*The problem:*
Extract the entries in their exact form.

*Excerpted data:*
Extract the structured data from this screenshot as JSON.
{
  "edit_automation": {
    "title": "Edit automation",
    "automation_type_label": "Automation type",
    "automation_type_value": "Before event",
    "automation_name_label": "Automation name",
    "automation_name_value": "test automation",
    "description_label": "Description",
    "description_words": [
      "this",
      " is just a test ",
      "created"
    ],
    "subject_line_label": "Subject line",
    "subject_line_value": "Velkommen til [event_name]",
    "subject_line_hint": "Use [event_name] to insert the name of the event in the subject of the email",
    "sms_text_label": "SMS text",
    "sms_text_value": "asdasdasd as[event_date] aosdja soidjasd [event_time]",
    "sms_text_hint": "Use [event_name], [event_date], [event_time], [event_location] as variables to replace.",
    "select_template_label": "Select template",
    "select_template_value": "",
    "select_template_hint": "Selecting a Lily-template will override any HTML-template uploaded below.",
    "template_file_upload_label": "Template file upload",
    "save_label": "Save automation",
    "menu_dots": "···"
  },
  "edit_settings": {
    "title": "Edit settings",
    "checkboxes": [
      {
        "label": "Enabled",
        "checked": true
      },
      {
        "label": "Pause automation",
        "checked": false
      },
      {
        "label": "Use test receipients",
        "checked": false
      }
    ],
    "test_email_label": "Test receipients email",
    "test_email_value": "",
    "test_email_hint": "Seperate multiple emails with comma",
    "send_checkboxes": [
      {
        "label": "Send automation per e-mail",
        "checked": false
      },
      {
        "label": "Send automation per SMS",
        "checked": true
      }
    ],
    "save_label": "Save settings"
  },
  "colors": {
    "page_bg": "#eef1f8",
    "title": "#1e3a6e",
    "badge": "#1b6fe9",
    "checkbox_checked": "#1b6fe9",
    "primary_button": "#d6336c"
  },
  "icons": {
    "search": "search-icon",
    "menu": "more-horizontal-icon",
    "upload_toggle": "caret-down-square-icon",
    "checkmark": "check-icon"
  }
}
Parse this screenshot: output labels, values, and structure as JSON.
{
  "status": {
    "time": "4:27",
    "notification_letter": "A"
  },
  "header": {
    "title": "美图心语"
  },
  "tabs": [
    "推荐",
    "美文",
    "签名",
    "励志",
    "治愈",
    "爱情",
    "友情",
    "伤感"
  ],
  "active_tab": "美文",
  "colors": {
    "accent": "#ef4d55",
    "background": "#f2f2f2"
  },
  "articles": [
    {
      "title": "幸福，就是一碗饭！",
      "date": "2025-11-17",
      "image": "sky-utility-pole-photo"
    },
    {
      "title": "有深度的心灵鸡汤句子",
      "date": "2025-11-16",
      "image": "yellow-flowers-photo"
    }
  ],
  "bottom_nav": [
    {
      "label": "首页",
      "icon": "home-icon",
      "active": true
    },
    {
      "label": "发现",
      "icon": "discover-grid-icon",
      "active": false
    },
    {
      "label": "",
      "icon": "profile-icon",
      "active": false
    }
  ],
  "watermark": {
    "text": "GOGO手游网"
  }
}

*Result of this task:*
Extract the structured data from this screenshot as JSON.
{
  "edit_automation": {
    "title": "Edit automation",
    "automation_type_label": "Automation type",
    "automation_type_value": "Before event",
    "automation_name_label": "Automation name",
    "automation_name_value": "test automation",
    "description_label": "Description",
    "description_words": [
      "this",
      " is just a test ",
      "created"
    ],
    "subject_line_label": "Subject line",
    "subject_line_value": "Velkommen til [event_name]",
    "subject_line_hint": "Use [event_name] to insert the name of the event in the subject of the email",
    "sms_text_label": "SMS text",
    "sms_text_value": "asdasdasd as[event_date] aosdja soidjasd [event_time]",
    "sms_text_hint": "Use [event_name], [event_date], [event_time], [event_location] as variables to replace.",
    "select_template_label": "Select template",
    "select_template_value": "",
    "select_template_hint": "Selecting a Lily-template will override any HTML-template uploaded below.",
    "template_file_upload_label": "Template file upload",
    "save_label": "Save automation",
    "menu_dots": "···"
  },
  "edit_settings": {
    "title": "Edit settings",
    "checkboxes": [
      {
        "label": "Enabled",
        "checked": true
      },
      {
        "label": "Pause automation",
        "checked": false
      },
      {
        "label": "Use test receipients",
        "checked": false
      }
    ],
    "test_email_label": "Test receipients email",
    "test_email_value": "",
    "test_email_hint": "Seperate multiple emails with comma",
    "send_checkboxes": [
      {
        "label": "Send automation per e-mail",
        "checked": false
      },
      {
        "label": "Send automation per SMS",
        "checked": true
      }
    ],
    "save_label": "Save settings"
  },
  "colors": {
    "page_bg": "#eef1f8",
    "title": "#1e3a6e",
    "badge": "#1b6fe9",
    "checkbox_checked": "#1b6fe9",
    "primary_button": "#d6336c"
  },
  "icons": {
    "search": "search-icon",
    "menu": "more-horizontal-icon",
    "upload_toggle": "caret-down-square-icon",
    "checkmark": "check-icon"
  }
}
Parse this screenshot: output labels, values, and structure as JSON.
{
  "status": {
    "time": "4:27",
    "notification_letter": "A"
  },
  "header": {
    "title": "美图心语"
  },
  "tabs": [
    "推荐",
    "美文",
    "签名",
    "励志",
    "治愈",
    "爱情",
    "友情",
    "伤感"
  ],
  "active_tab": "美文",
  "colors": {
    "accent": "#ef4d55",
    "background": "#f2f2f2"
  },
  "articles": [
    {
      "title": "幸福，就是一碗饭！",
      "date": "2025-11-17",
      "image": "sky-utility-pole-photo"
    },
    {
      "title": "有深度的心灵鸡汤句子",
      "date": "2025-11-16",
      "image": "yellow-flowers-photo"
    }
  ],
  "bottom_nav": [
    {
      "label": "首页",
      "icon": "home-icon",
      "active": true
    },
    {
      "label": "发现",
      "icon": "discover-grid-icon",
      "active": false
    },
    {
      "label": "",
      "icon": "profile-icon",
      "active": false
    }
  ],
  "watermark": {
    "text": "GOGO手游网"
  }
}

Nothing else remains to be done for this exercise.